:: TASK REQUIREMENTS ::
Each line of the material below should be reproduced exactly.

(Collection entries)
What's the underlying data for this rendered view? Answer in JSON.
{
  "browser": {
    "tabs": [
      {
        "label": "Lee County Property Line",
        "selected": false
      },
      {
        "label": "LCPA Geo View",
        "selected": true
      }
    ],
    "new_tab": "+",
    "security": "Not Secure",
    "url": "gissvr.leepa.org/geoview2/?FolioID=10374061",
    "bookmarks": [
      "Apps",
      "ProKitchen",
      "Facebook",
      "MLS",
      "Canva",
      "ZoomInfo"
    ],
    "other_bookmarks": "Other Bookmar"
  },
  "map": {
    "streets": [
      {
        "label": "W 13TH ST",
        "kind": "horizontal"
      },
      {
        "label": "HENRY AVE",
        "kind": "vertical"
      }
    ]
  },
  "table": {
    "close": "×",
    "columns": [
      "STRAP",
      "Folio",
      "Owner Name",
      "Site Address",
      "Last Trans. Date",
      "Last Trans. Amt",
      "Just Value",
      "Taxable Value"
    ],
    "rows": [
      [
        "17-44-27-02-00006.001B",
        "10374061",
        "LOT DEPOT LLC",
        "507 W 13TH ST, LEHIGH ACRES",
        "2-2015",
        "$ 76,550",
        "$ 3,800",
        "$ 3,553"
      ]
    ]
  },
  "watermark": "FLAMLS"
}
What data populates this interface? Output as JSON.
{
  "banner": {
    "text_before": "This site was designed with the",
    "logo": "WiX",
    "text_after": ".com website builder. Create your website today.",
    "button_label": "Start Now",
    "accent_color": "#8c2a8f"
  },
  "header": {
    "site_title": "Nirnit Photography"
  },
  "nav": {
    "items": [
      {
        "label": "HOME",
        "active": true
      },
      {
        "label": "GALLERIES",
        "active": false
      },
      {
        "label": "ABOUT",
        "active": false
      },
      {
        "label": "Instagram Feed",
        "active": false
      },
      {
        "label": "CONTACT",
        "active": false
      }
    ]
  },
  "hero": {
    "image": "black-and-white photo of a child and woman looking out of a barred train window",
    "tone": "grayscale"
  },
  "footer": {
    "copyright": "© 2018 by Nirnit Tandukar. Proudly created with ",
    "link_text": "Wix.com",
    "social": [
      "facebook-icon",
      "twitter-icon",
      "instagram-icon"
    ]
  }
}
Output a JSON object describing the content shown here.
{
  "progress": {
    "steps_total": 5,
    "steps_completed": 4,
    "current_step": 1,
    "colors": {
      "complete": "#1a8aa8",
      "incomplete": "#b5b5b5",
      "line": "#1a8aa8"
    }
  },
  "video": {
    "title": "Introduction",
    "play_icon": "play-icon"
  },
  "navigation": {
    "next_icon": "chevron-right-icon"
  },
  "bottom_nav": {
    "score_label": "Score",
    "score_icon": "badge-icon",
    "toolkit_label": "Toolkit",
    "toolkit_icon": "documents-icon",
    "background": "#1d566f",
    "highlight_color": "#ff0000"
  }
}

:: CORRECT OUTPUT ::
What's the underlying data for this rendered view? Answer in JSON.
{
  "browser": {
    "tabs": [
      {
        "label": "Lee County Property Line",
        "selected": false
      },
      {
        "label": "LCPA Geo View",
        "selected": true
      }
    ],
    "new_tab": "+",
    "security": "Not Secure",
    "url": "gissvr.leepa.org/geoview2/?FolioID=10374061",
    "bookmarks": [
      "Apps",
      "ProKitchen",
      "Facebook",
      "MLS",
      "Canva",
      "ZoomInfo"
    ],
    "other_bookmarks": "Other Bookmar"
  },
  "map": {
    "streets": [
      {
        "label": "W 13TH ST",
        "kind": "horizontal"
      },
      {
        "label": "HENRY AVE",
        "kind": "vertical"
      }
    ]
  },
  "table": {
    "close": "×",
    "columns": [
      "STRAP",
      "Folio",
      "Owner Name",
      "Site Address",
      "Last Trans. Date",
      "Last Trans. Amt",
      "Just Value",
      "Taxable Value"
    ],
    "rows": [
      [
        "17-44-27-02-00006.001B",
        "10374061",
        "LOT DEPOT LLC",
        "507 W 13TH ST, LEHIGH ACRES",
        "2-2015",
        "$ 76,550",
        "$ 3,800",
        "$ 3,553"
      ]
    ]
  },
  "watermark": "FLAMLS"
}
What data populates this interface? Output as JSON.
{
  "banner": {
    "text_before": "This site was designed with the",
    "logo": "WiX",
    "text_after": ".com website builder. Create your website today.",
    "button_label": "Start Now",
    "accent_color": "#8c2a8f"
  },
  "header": {
    "site_title": "Nirnit Photography"
  },
  "nav": {
    "items": [
      {
        "label": "HOME",
        "active": true
      },
      {
        "label": "GALLERIES",
        "active": false
      },
      {
        "label": "ABOUT",
        "active": false
      },
      {
        "label": "Instagram Feed",
        "active": false
      },
      {
        "label": "CONTACT",
        "active": false
      }
    ]
  },
  "hero": {
    "image": "black-and-white photo of a child and woman looking out of a barred train window",
    "tone": "grayscale"
  },
  "footer": {
    "copyright": "© 2018 by Nirnit Tandukar. Proudly created with ",
    "link_text": "Wix.com",
    "social": [
      "facebook-icon",
      "twitter-icon",
      "instagram-icon"
    ]
  }
}
Output a JSON object describing the content shown here.
{
  "progress": {
    "steps_total": 5,
    "steps_completed": 4,
    "current_step": 1,
    "colors": {
      "complete": "#1a8aa8",
      "incomplete": "#b5b5b5",
      "line": "#1a8aa8"
    }
  },
  "video": {
    "title": "Introduction",
    "play_icon": "play-icon"
  },
  "navigation": {
    "next_icon": "chevron-right-icon"
  },
  "bottom_nav": {
    "score_label": "Score",
    "score_icon": "badge-icon",
    "toolkit_label": "Toolkit",
    "toolkit_icon": "documents-icon",
    "background": "#1d566f",
    "highlight_color": "#ff0000"
  }
}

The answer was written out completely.